• _What you will do_
Transcribe every record that appears below, exactly and in full.

___ Data section

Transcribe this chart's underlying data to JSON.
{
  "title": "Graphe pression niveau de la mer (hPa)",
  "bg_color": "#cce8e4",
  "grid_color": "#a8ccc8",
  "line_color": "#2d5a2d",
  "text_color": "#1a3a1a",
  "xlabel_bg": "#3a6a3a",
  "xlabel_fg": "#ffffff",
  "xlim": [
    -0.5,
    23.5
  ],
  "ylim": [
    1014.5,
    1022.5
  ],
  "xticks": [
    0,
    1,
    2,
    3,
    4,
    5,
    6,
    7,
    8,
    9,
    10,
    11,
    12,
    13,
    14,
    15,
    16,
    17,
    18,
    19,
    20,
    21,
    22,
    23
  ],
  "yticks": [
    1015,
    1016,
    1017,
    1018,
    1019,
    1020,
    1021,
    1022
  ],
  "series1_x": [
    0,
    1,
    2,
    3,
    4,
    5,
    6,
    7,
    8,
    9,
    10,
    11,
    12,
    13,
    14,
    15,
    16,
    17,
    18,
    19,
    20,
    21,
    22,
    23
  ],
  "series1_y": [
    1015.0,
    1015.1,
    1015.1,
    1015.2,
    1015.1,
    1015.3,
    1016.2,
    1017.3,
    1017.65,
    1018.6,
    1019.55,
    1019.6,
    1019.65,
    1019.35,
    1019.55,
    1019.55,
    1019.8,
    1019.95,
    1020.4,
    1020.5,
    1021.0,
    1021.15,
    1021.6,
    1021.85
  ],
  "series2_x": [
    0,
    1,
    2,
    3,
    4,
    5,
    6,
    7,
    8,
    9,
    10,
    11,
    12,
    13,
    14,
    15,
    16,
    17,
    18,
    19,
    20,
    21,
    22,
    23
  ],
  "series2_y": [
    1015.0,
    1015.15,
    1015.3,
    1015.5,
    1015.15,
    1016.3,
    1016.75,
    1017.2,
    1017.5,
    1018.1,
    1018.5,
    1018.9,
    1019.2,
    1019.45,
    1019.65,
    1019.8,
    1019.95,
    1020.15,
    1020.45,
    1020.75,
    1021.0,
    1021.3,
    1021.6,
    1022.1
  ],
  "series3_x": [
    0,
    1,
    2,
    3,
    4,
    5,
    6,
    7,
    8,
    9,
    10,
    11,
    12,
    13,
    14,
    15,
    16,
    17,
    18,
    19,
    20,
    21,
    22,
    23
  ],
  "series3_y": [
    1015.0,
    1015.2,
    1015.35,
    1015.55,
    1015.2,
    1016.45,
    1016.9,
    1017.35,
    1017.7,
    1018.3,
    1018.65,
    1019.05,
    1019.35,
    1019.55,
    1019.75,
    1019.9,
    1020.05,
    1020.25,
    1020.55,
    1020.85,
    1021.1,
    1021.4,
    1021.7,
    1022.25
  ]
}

______

• _Written response_
Transcribe this chart's underlying data to JSON.
{
  "title": "Graphe pression niveau de la mer (hPa)",
  "bg_color": "#cce8e4",
  "grid_color": "#a8ccc8",
  "line_color": "#2d5a2d",
  "text_color": "#1a3a1a",
  "xlabel_bg": "#3a6a3a",
  "xlabel_fg": "#ffffff",
  "xlim": [
    -0.5,
    23.5
  ],
  "ylim": [
    1014.5,
    1022.5
  ],
  "xticks": [
    0,
    1,
    2,
    3,
    4,
    5,
    6,
    7,
    8,
    9,
    10,
    11,
    12,
    13,
    14,
    15,
    16,
    17,
    18,
    19,
    20,
    21,
    22,
    23
  ],
  "yticks": [
    1015,
    1016,
    1017,
    1018,
    1019,
    1020,
    1021,
    1022
  ],
  "series1_x": [
    0,
    1,
    2,
    3,
    4,
    5,
    6,
    7,
    8,
    9,
    10,
    11,
    12,
    13,
    14,
    15,
    16,
    17,
    18,
    19,
    20,
    21,
    22,
    23
  ],
  "series1_y": [
    1015.0,
    1015.1,
    1015.1,
    1015.2,
    1015.1,
    1015.3,
    1016.2,
    1017.3,
    1017.65,
    1018.6,
    1019.55,
    1019.6,
    1019.65,
    1019.35,
    1019.55,
    1019.55,
    1019.8,
    1019.95,
    1020.4,
    1020.5,
    1021.0,
    1021.15,
    1021.6,
    1021.85
  ],
  "series2_x": [
    0,
    1,
    2,
    3,
    4,
    5,
    6,
    7,
    8,
    9,
    10,
    11,
    12,
    13,
    14,
    15,
    16,
    17,
    18,
    19,
    20,
    21,
    22,
    23
  ],
  "series2_y": [
    1015.0,
    1015.15,
    1015.3,
    1015.5,
    1015.15,
    1016.3,
    1016.75,
    1017.2,
    1017.5,
    1018.1,
    1018.5,
    1018.9,
    1019.2,
    1019.45,
    1019.65,
    1019.8,
    1019.95,
    1020.15,
    1020.45,
    1020.75,
    1021.0,
    1021.3,
    1021.6,
    1022.1
  ],
  "series3_x": [
    0,
    1,
    2,
    3,
    4,
    5,
    6,
    7,
    8,
    9,
    10,
    11,
    12,
    13,
    14,
    15,
    16,
    17,
    18,
    19,
    20,
    21,
    22,
    23
  ],
  "series3_y": [
    1015.0,
    1015.2,
    1015.35,
    1015.55,
    1015.2,
    1016.45,
    1016.9,
    1017.35,
    1017.7,
    1018.3,
    1018.65,
    1019.05,
    1019.35,
    1019.55,
    1019.75,
    1019.9,
    1020.05,
    1020.25,
    1020.55,
    1020.85,
    1021.1,
    1021.4,
    1021.7,
    1022.25
  ]
}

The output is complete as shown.